• **TEXT BLOCK**
────────────────────────────────────────
Derek: No, I’m doing those any more. That’s a young man’s sport [laughs]. It’s a hell of a lot of work. There was a time and place for that, but it has run it’s course. It’s nice not doing that because now I can really enjoy the music and not be worried about guaranteeing agents, promoters, ticket sales, bands…there are a lot of rock stars out there. Just enjoying the bands anymore.
Nick, we see the end result of your hard work, watching the film on screen. What we don’t see or necessarily think about is what it took to create the film. Not being experienced with filmmaking, I would love to learn a little more about how you made Forced Perspective. Give us the nitty gritty.
────────────────────────────────────────
• **ASSIGNMENT 1**
Copy out the interview excerpt from "Derek: No, I’m" up to and including "the nitty gritty.".
• **ASSIGNMENT 2**
In the interview excerpt, what is the title of the film that Nick is asked to explain the making of?
────────────────────────────────────────
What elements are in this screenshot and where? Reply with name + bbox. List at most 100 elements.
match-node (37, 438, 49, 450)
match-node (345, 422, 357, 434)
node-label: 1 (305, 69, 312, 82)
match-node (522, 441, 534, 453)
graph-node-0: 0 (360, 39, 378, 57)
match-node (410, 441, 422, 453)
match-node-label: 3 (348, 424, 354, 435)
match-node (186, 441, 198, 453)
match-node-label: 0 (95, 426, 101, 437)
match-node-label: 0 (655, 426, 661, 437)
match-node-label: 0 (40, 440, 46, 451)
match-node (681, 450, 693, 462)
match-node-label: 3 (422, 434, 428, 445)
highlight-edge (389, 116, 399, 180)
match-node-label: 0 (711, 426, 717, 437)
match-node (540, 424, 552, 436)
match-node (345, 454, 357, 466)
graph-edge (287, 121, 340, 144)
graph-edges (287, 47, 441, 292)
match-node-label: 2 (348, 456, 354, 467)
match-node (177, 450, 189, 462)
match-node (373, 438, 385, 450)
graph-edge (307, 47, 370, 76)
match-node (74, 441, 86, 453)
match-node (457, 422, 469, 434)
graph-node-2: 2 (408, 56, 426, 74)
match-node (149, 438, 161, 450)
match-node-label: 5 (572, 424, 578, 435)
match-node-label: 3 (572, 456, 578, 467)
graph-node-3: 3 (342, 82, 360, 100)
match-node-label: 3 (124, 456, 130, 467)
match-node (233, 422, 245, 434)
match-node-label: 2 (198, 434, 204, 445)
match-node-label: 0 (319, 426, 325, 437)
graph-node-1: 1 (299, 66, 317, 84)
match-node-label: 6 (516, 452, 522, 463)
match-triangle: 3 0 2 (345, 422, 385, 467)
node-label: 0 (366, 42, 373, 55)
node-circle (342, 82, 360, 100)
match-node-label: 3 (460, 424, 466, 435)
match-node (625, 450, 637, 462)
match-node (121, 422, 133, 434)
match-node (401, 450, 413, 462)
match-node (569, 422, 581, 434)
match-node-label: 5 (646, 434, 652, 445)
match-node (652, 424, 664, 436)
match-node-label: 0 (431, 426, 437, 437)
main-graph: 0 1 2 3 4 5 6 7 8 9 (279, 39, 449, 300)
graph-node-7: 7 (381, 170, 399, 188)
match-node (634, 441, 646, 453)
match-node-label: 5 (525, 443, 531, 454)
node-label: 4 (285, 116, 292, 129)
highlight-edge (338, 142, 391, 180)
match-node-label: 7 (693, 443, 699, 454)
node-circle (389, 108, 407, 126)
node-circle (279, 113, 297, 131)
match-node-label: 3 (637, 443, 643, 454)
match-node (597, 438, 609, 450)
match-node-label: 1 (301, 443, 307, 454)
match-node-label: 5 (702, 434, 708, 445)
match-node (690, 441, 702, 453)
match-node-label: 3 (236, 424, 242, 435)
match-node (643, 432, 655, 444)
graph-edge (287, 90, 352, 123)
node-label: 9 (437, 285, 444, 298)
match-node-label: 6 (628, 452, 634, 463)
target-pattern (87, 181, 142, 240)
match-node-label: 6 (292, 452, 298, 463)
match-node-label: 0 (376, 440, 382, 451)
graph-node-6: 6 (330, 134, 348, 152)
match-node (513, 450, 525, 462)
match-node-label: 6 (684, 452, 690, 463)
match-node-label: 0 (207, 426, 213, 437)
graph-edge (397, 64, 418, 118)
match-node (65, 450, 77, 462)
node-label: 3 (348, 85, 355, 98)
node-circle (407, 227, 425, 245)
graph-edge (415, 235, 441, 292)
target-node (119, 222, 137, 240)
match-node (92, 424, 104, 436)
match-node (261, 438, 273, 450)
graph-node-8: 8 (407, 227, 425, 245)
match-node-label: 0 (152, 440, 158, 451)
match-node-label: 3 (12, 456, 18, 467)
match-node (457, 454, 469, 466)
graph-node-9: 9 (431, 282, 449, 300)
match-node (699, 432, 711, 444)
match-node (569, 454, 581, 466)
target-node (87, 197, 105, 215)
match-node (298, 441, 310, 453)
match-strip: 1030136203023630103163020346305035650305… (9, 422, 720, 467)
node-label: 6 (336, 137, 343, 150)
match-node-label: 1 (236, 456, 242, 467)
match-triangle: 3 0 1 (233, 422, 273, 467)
────────────────────────────────────────
• **TASK SOLUTION 1**
Derek: No, I’m doing those any more. That’s a young man’s sport [laughs]. It’s a hell of a lot of work. There was a time and place for that, but it has run it’s course. It’s nice not doing that because now I can really enjoy the music and not be worried about guaranteeing agents, promoters, ticket sales, bands…there are a lot of rock stars out there. Just enjoying the bands anymore.
Nick, we see the end result of your hard work, watching the film on screen. What we don’t see or necessarily think about is what it took to create the film. Not being experienced with filmmaking, I would love to learn a little more about how you made Forced Perspective. Give us the nitty gritty.

• **TASK SOLUTION 2**
Forced Perspective